---- SUPPLIED RECORDS
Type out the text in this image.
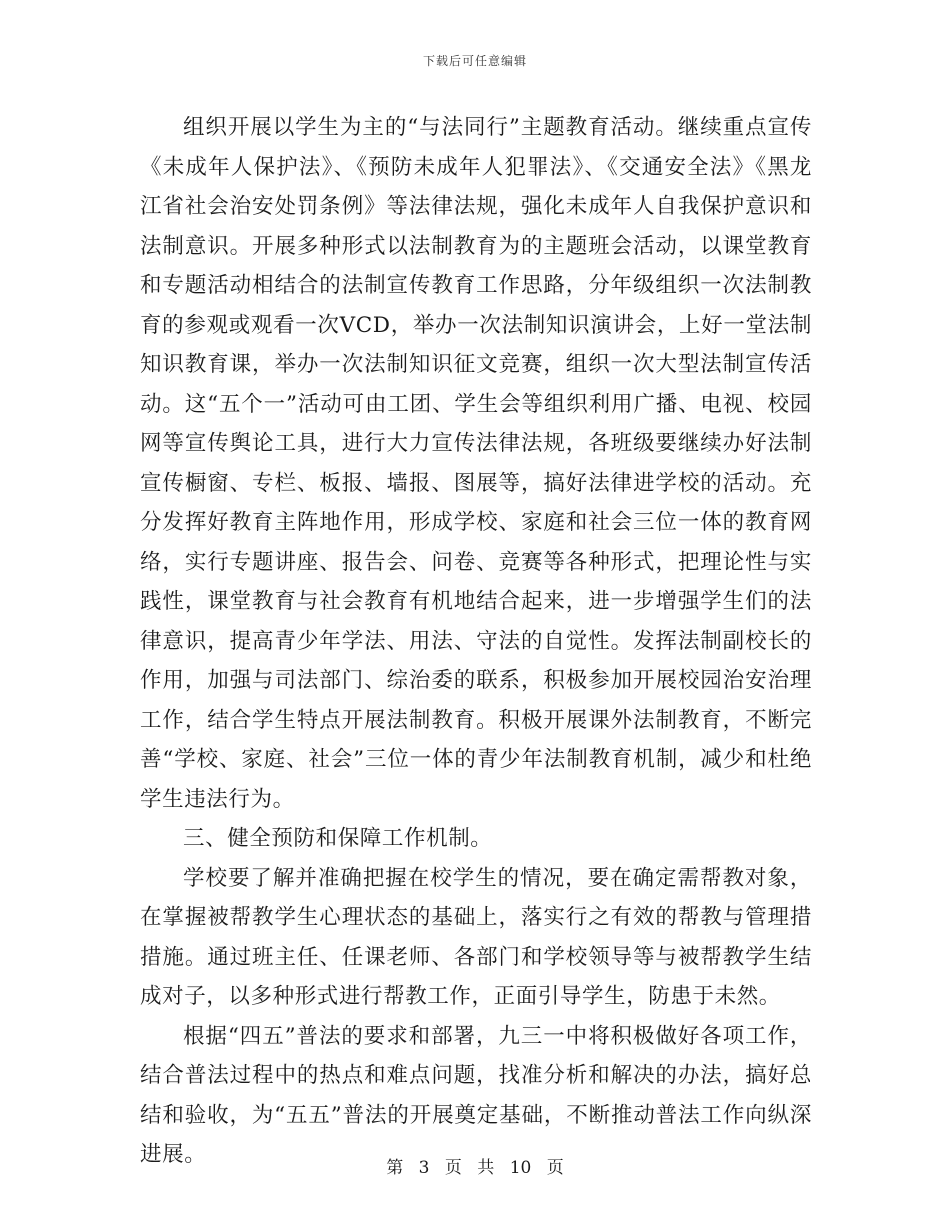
下载后可任意编辑

组织开展以学生为主的“与法同行”主题教育活动。继续重点宣传《未成年人保护法》、《预防未成年人犯罪法》、《交通安全法》《黑龙江省社会治安处罚条例》等法律法规，强化未成年人自我保护意识和法制意识。开展多种形式以法制教育为的主题班会活动，以课堂教育和专题活动相结合的法制宣传教育工作思路，分年级组织一次法制教育的参观或观看一次VCD，举办一次法制知识演讲会，上好一堂法制知识教育课，举办一次法制知识征文竞赛，组织一次大型法制宣传活动。这“五个一”活动可由工团、学生会等组织利用广播、电视、校园网等宣传舆论工具，进行大力宣传法律法规，各班级要继续办好法制宣传橱窗、专栏、板报、墙报、图展等，搞好法律进学校的活动。充分发挥好教育主阵地作用，形成学校、家庭和社会三位一体的教育网络，实行专题讲座、报告会、问卷、竞赛等各种形式，把理论性与实践性，课堂教育与社会教育有机地结合起来，进一步增强学生们的法律意识，提高青少年学法、用法、守法的自觉性。发挥法制副校长的作用，加强与司法部门、综治委的联系，积极参加开展校园治安治理工作，结合学生特点开展法制教育。积极开展课外法制教育，不断完善“学校、家庭、社会”三位一体的青少年法制教育机制，减少和杜绝学生违法行为。

三、健全预防和保障工作机制。

学校要了解并准确把握在校学生的情况，要在确定需帮教对象，在掌握被帮教学生心理状态的基础上，落实行之有效的帮教与管理措措施。通过班主任、任课老师、各部门和学校领导等与被帮教学生结成对子，以多种形式进行帮教工作，正面引导学生，防患于未然。

根据“四五”普法的要求和部署，九三一中将积极做好各项工作，结合普法过程中的热点和难点问题，找准分析和解决的办法，搞好总结和验收，为“五五”普法的开展奠定基础，不断推动普法工作向纵深进展。

第 3 页 共 10 页
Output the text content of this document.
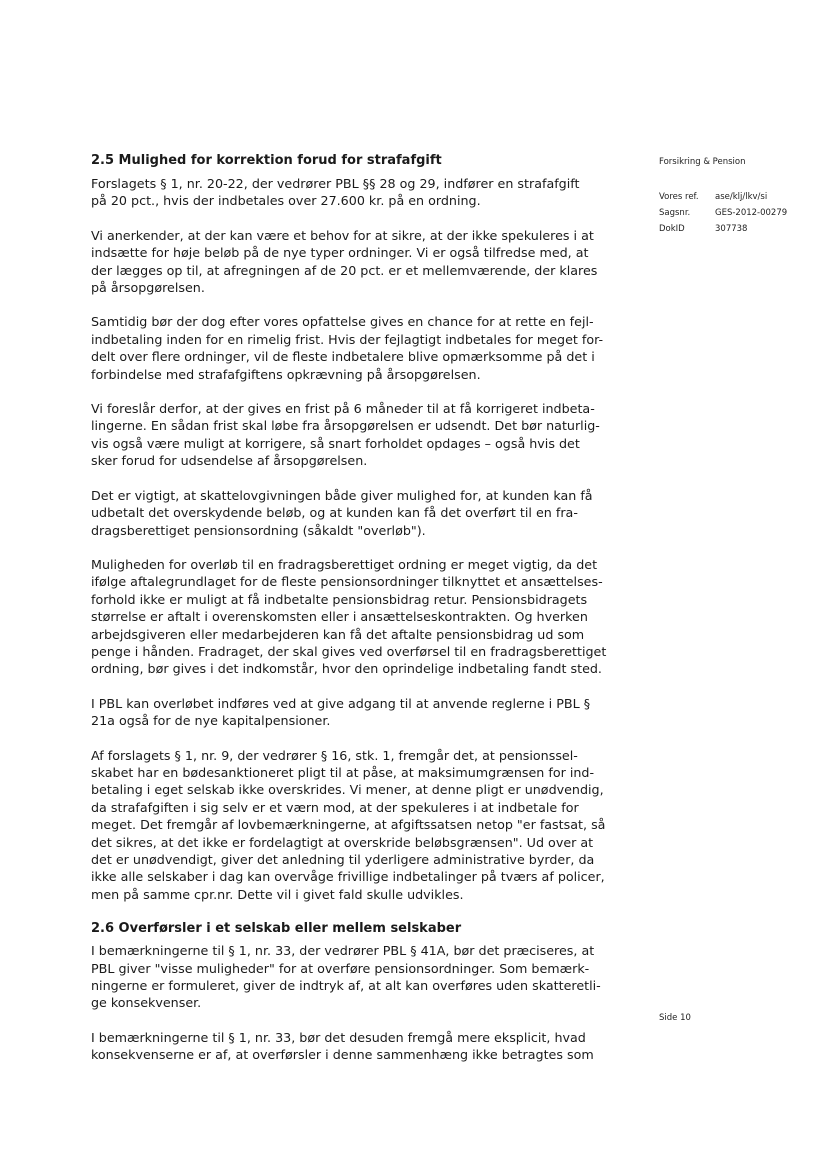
Forsikring & Pension
Vores ref.	ase/klj/lkv/si
Sagsnr.	GES-2012-00279
DokID	307738
Side 10
2.5 Mulighed for korrektion forud for strafafgift

Forslagets § 1, nr. 20-22, der vedrører PBL §§ 28 og 29, indfører en strafafgift
på 20 pct., hvis der indbetales over 27.600 kr. på en ordning.

Vi anerkender, at der kan være et behov for at sikre, at der ikke spekuleres i at
indsætte for høje beløb på de nye typer ordninger. Vi er også tilfredse med, at
der lægges op til, at afregningen af de 20 pct. er et mellemværende, der klares
på årsopgørelsen.

Samtidig bør der dog efter vores opfattelse gives en chance for at rette en fejl-
indbetaling inden for en rimelig frist. Hvis der fejlagtigt indbetales for meget for-
delt over flere ordninger, vil de fleste indbetalere blive opmærksomme på det i
forbindelse med strafafgiftens opkrævning på årsopgørelsen.

Vi foreslår derfor, at der gives en frist på 6 måneder til at få korrigeret indbeta-
lingerne. En sådan frist skal løbe fra årsopgørelsen er udsendt. Det bør naturlig-
vis også være muligt at korrigere, så snart forholdet opdages – også hvis det
sker forud for udsendelse af årsopgørelsen.

Det er vigtigt, at skattelovgivningen både giver mulighed for, at kunden kan få
udbetalt det overskydende beløb, og at kunden kan få det overført til en fra-
dragsberettiget pensionsordning (såkaldt "overløb").

Muligheden for overløb til en fradragsberettiget ordning er meget vigtig, da det
ifølge aftalegrundlaget for de fleste pensionsordninger tilknyttet et ansættelses-
forhold ikke er muligt at få indbetalte pensionsbidrag retur. Pensionsbidragets
størrelse er aftalt i overenskomsten eller i ansættelseskontrakten. Og hverken
arbejdsgiveren eller medarbejderen kan få det aftalte pensionsbidrag ud som
penge i hånden. Fradraget, der skal gives ved overførsel til en fradragsberettiget
ordning, bør gives i det indkomstår, hvor den oprindelige indbetaling fandt sted.

I PBL kan overløbet indføres ved at give adgang til at anvende reglerne i PBL §
21a også for de nye kapitalpensioner.

Af forslagets § 1, nr. 9, der vedrører § 16, stk. 1, fremgår det, at pensionssel-
skabet har en bødesanktioneret pligt til at påse, at maksimumgrænsen for ind-
betaling i eget selskab ikke overskrides. Vi mener, at denne pligt er unødvendig,
da strafafgiften i sig selv er et værn mod, at der spekuleres i at indbetale for
meget. Det fremgår af lovbemærkningerne, at afgiftssatsen netop "er fastsat, så
det sikres, at det ikke er fordelagtigt at overskride beløbsgrænsen". Ud over at
det er unødvendigt, giver det anledning til yderligere administrative byrder, da
ikke alle selskaber i dag kan overvåge frivillige indbetalinger på tværs af policer,
men på samme cpr.nr. Dette vil i givet fald skulle udvikles.

2.6 Overførsler i et selskab eller mellem selskaber

I bemærkningerne til § 1, nr. 33, der vedrører PBL § 41A, bør det præciseres, at
PBL giver "visse muligheder" for at overføre pensionsordninger. Som bemærk-
ningerne er formuleret, giver de indtryk af, at alt kan overføres uden skatteretli-
ge konsekvenser.

I bemærkningerne til § 1, nr. 33, bør det desuden fremgå mere eksplicit, hvad
konsekvenserne er af, at overførsler i denne sammenhæng ikke betragtes som
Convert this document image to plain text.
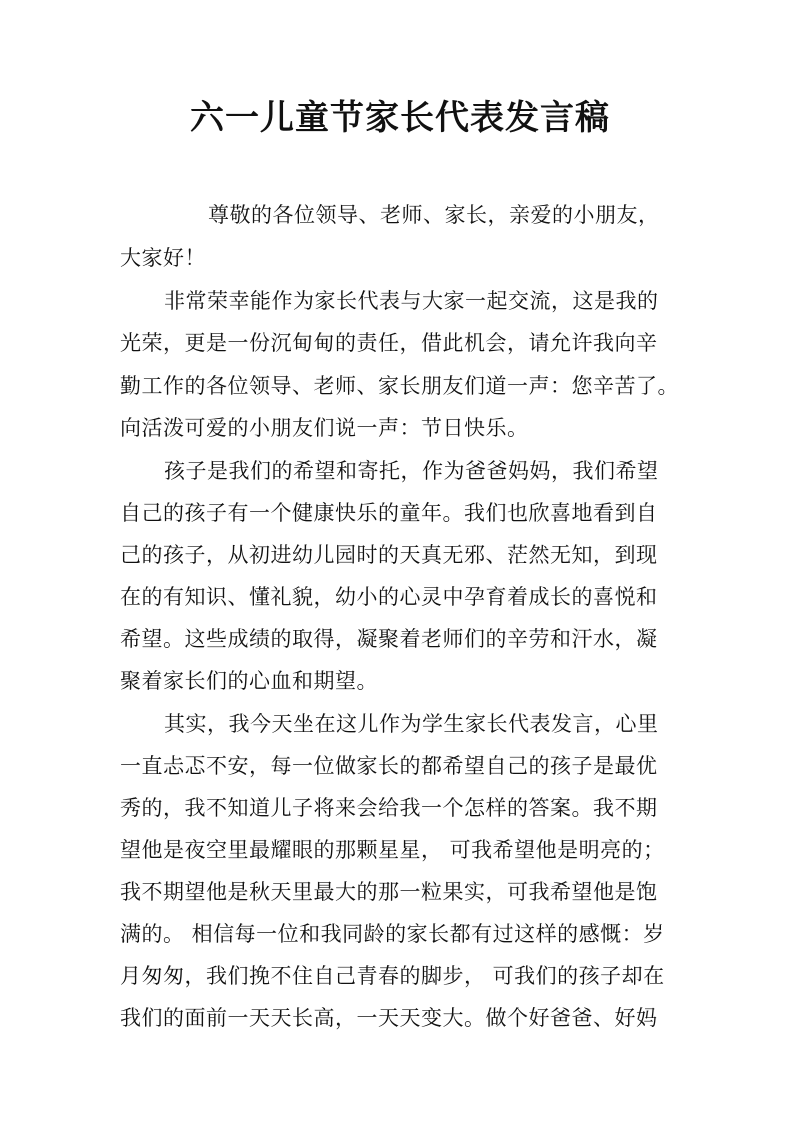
六一儿童节家长代表发言稿
尊敬的各位领导、老师、家长，亲爱的小朋友，
大家好！
非常荣幸能作为家长代表与大家一起交流，这是我的
光荣，更是一份沉甸甸的责任，借此机会，请允许我向辛
勤工作的各位领导、老师、家长朋友们道一声：您辛苦了。
向活泼可爱的小朋友们说一声：节日快乐。
孩子是我们的希望和寄托，作为爸爸妈妈，我们希望
自己的孩子有一个健康快乐的童年。我们也欣喜地看到自
己的孩子，从初进幼儿园时的天真无邪、茫然无知，到现
在的有知识、懂礼貌，幼小的心灵中孕育着成长的喜悦和
希望。这些成绩的取得，凝聚着老师们的辛劳和汗水，凝
聚着家长们的心血和期望。
其实，我今天坐在这儿作为学生家长代表发言，心里
一直忐忑不安，每一位做家长的都希望自己的孩子是最优
秀的，我不知道儿子将来会给我一个怎样的答案。我不期
望他是夜空里最耀眼的那颗星星， 可我希望他是明亮的；
我不期望他是秋天里最大的那一粒果实，可我希望他是饱
满的。 相信每一位和我同龄的家长都有过这样的感慨：岁
月匆匆，我们挽不住自己青春的脚步， 可我们的孩子却在
我们的面前一天天长高，一天天变大。做个好爸爸、好妈
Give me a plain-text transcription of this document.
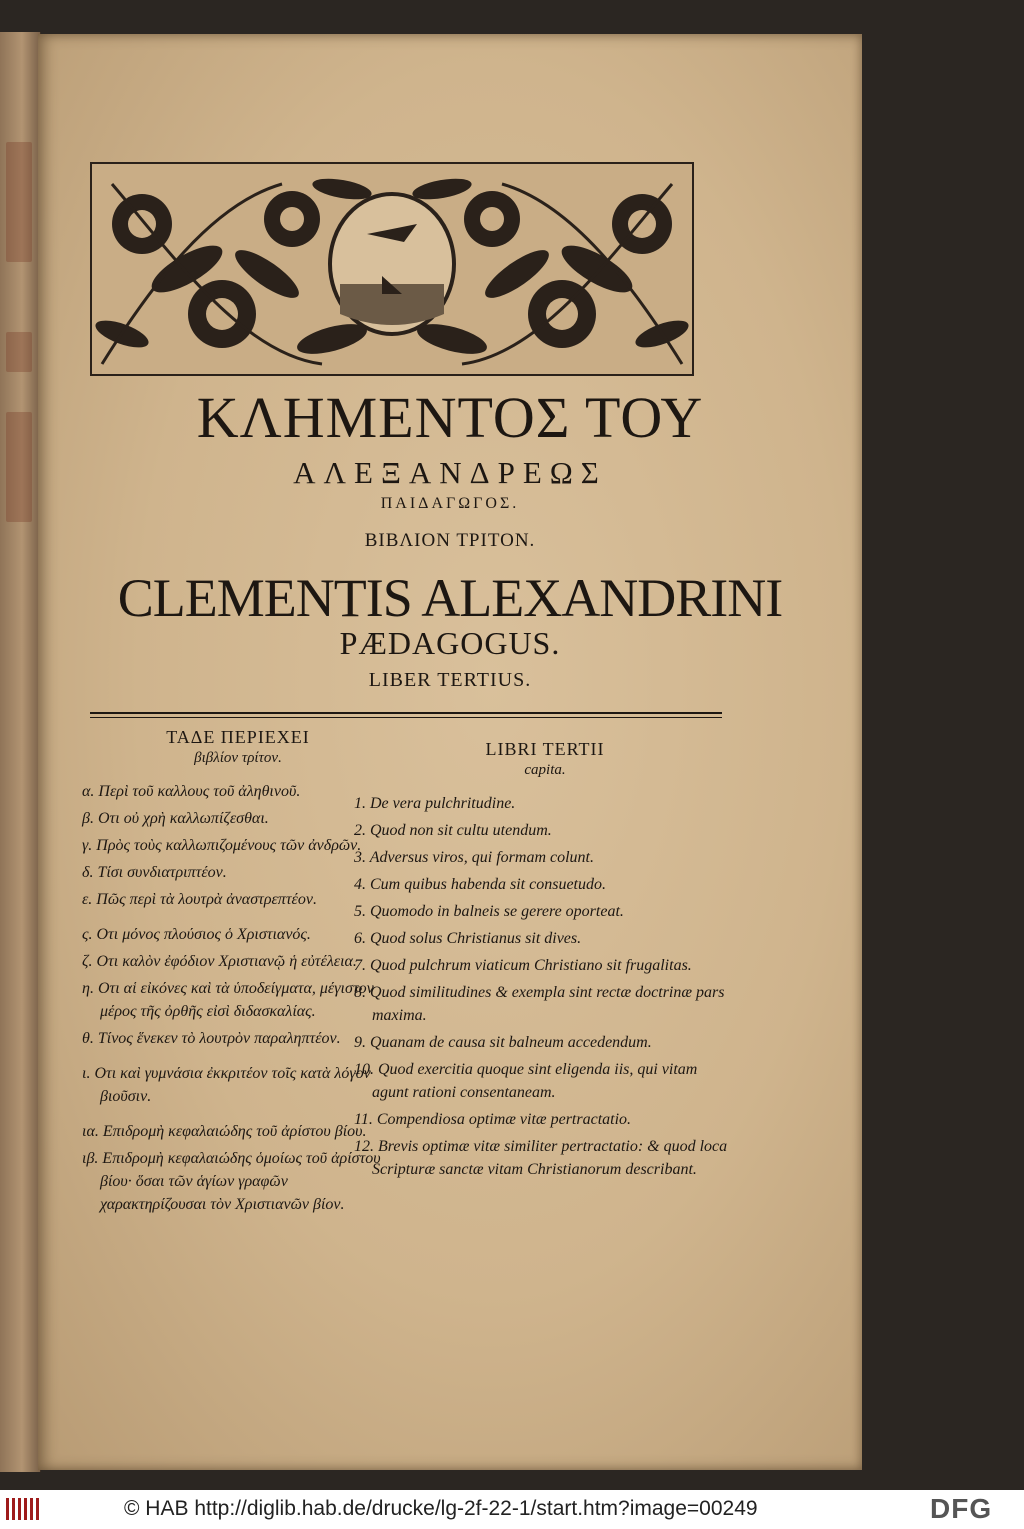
ΚΛΗΜΕΝΤΟΣ ΤΟΥ
ΑΛΕΞΑΝΔΡΕΩΣ
ΠΑΙΔΑΓΩΓΟΣ.
ΒΙΒΛΙΟΝ ΤΡΙΤΟΝ.
CLEMENTIS ALEXANDRINI
PÆDAGOGUS.
LIBER TERTIUS.
ΤΑΔΕ ΠΕΡΙΕΧΕΙ
βιβλίον τρίτον.
α. Περὶ τοῦ καλλους τοῦ ἀληθινοῦ.
β. Οτι οὐ χρὴ καλλωπίζεσθαι.
γ. Πρὸς τοὺς καλλωπιζομένους τῶν ἀνδρῶν.
δ. Τίσι συνδιατριπτέον.
ε. Πῶς περὶ τὰ λουτρὰ ἀναστρεπτέον.
ς. Οτι μόνος πλούσιος ὁ Χριστιανός.
ζ. Οτι καλὸν ἐφόδιον Χριστιανῷ ἡ εὐτέλεια.
η. Οτι αἱ εἰκόνες καὶ τὰ ὑποδείγματα, μέγιστον μέρος τῆς ὀρθῆς εἰσὶ διδασκαλίας.
θ. Τίνος ἕνεκεν τὸ λουτρὸν παραληπτέον.
ι. Οτι καὶ γυμνάσια ἐκκριτέον τοῖς κατὰ λόγον βιοῦσιν.
ια. Επιδρομὴ κεφαλαιώδης τοῦ ἀρίστου βίου.
ιβ. Επιδρομὴ κεφαλαιώδης ὁμοίως τοῦ ἀρίστου βίου· ὅσαι τῶν ἁγίων γραφῶν χαρακτηρίζουσαι τὸν Χριστιανῶν βίον.
LIBRI TERTII
capita.
1. De vera pulchritudine.
2. Quod non sit cultu utendum.
3. Adversus viros, qui formam colunt.
4. Cum quibus habenda sit consuetudo.
5. Quomodo in balneis se gerere oporteat.
6. Quod solus Christianus sit dives.
7. Quod pulchrum viaticum Christiano sit frugalitas.
8. Quod similitudines & exempla sint rectæ doctrinæ pars maxima.
9. Quanam de causa sit balneum accedendum.
10. Quod exercitia quoque sint eligenda iis, qui vitam agunt rationi consentaneam.
11. Compendiosa optimæ vitæ pertractatio.
12. Brevis optimæ vitæ similiter pertractatio: & quod loca Scripturæ sanctæ vitam Christianorum describant.
© HAB http://diglib.hab.de/drucke/lg-2f-22-1/start.htm?image=00249	DFG
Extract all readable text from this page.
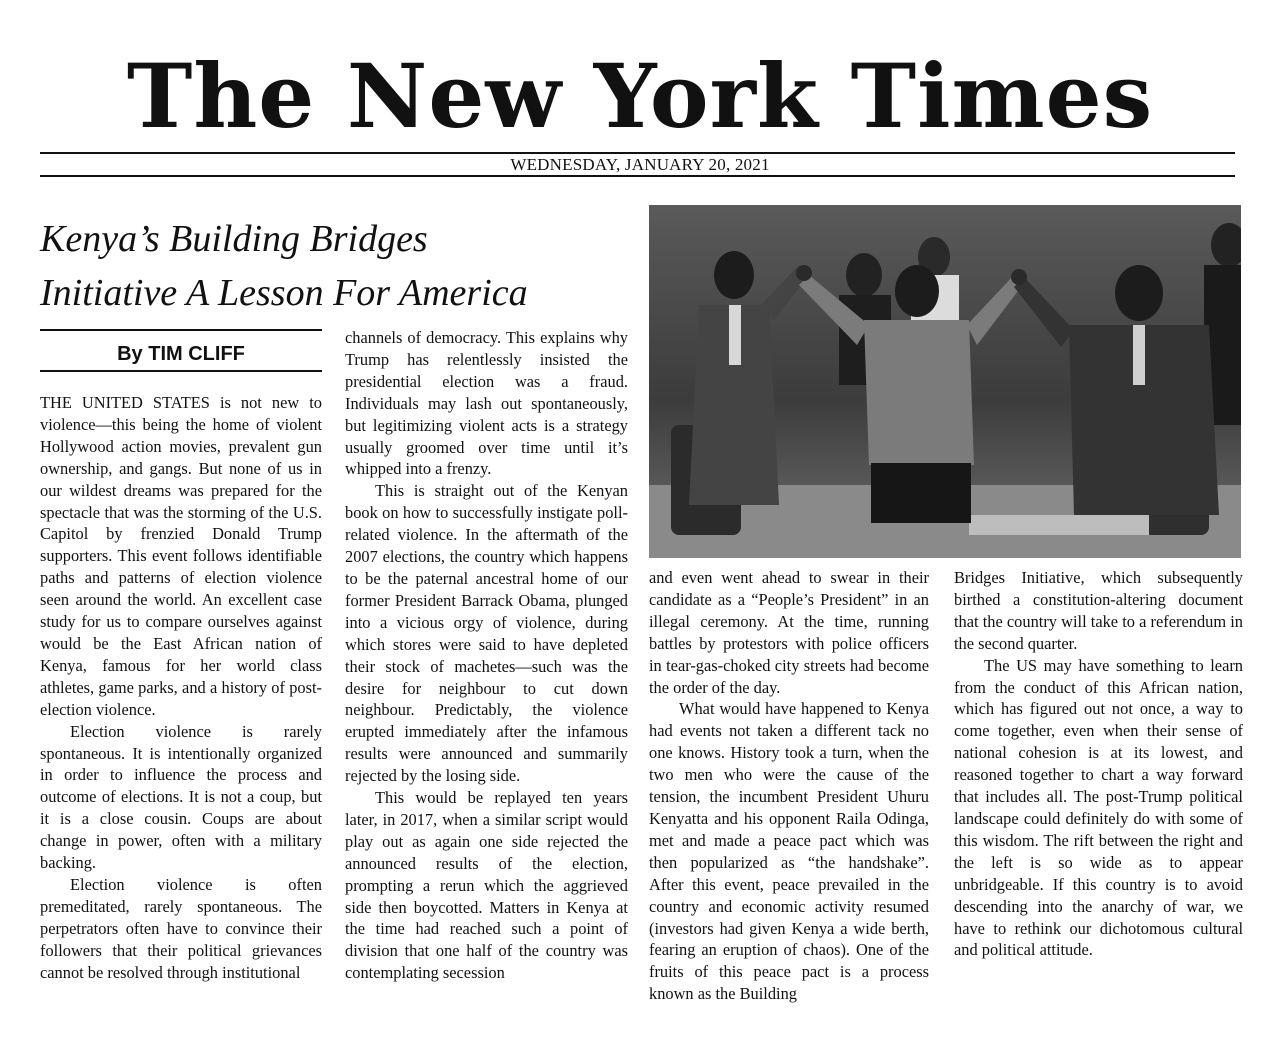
The New York Times
WEDNESDAY, JANUARY 20, 2021
Kenya’s Building Bridges
Initiative A Lesson For America
By TIM CLIFF

THE UNITED STATES is not new to violence—this being the home of violent Hollywood action movies, prevalent gun ownership, and gangs. But none of us in our wildest dreams was prepared for the spectacle that was the storming of the U.S. Capitol by frenzied Donald Trump supporters. This event follows identifiable paths and patterns of election violence seen around the world. An excellent case study for us to compare ourselves against would be the East African nation of Kenya, famous for her world class athletes, game parks, and a history of post-election violence.

Election violence is rarely spontaneous. It is intentionally organized in order to influence the process and outcome of elections. It is not a coup, but it is a close cousin. Coups are about change in power, often with a military backing.

Election violence is often premeditated, rarely spontaneous. The perpetrators often have to convince their followers that their political grievances cannot be resolved through institutional

channels of democracy. This explains why Trump has relentlessly insisted the presidential election was a fraud. Individuals may lash out spontaneously, but legitimizing violent acts is a strategy usually groomed over time until it’s whipped into a frenzy.

This is straight out of the Kenyan book on how to successfully instigate poll-related violence. In the aftermath of the 2007 elections, the country which happens to be the paternal ancestral home of our former President Barrack Obama, plunged into a vicious orgy of violence, during which stores were said to have depleted their stock of machetes—such was the desire for neighbour to cut down neighbour. Predictably, the violence erupted immediately after the infamous results were announced and summarily rejected by the losing side.

This would be replayed ten years later, in 2017, when a similar script would play out as again one side rejected the announced results of the election, prompting a rerun which the aggrieved side then boycotted. Matters in Kenya at the time had reached such a point of division that one half of the country was contemplating secession

and even went ahead to swear in their candidate as a “People’s President” in an illegal ceremony. At the time, running battles by protestors with police officers in tear-gas-choked city streets had become the order of the day.

What would have happened to Kenya had events not taken a different tack no one knows. History took a turn, when the two men who were the cause of the tension, the incumbent President Uhuru Kenyatta and his opponent Raila Odinga, met and made a peace pact which was then popularized as “the handshake”. After this event, peace prevailed in the country and economic activity resumed (investors had given Kenya a wide berth, fearing an eruption of chaos). One of the fruits of this peace pact is a process known as the Building

Bridges Initiative, which subsequently birthed a constitution-altering document that the country will take to a referendum in the second quarter.

The US may have something to learn from the conduct of this African nation, which has figured out not once, a way to come together, even when their sense of national cohesion is at its lowest, and reasoned together to chart a way forward that includes all. The post-Trump political landscape could definitely do with some of this wisdom. The rift between the right and the left is so wide as to appear unbridgeable. If this country is to avoid descending into the anarchy of war, we have to rethink our dichotomous cultural and political attitude.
--------
EXERCISE TASK:
Using the records above, copy each line that contains "kunden".

FULL OUTPUT:
Det er vigtigt, at skattelovgivningen både giver mulighed for, at kunden kan få
udbetalt det overskydende beløb, og at kunden kan få det overført til en fra-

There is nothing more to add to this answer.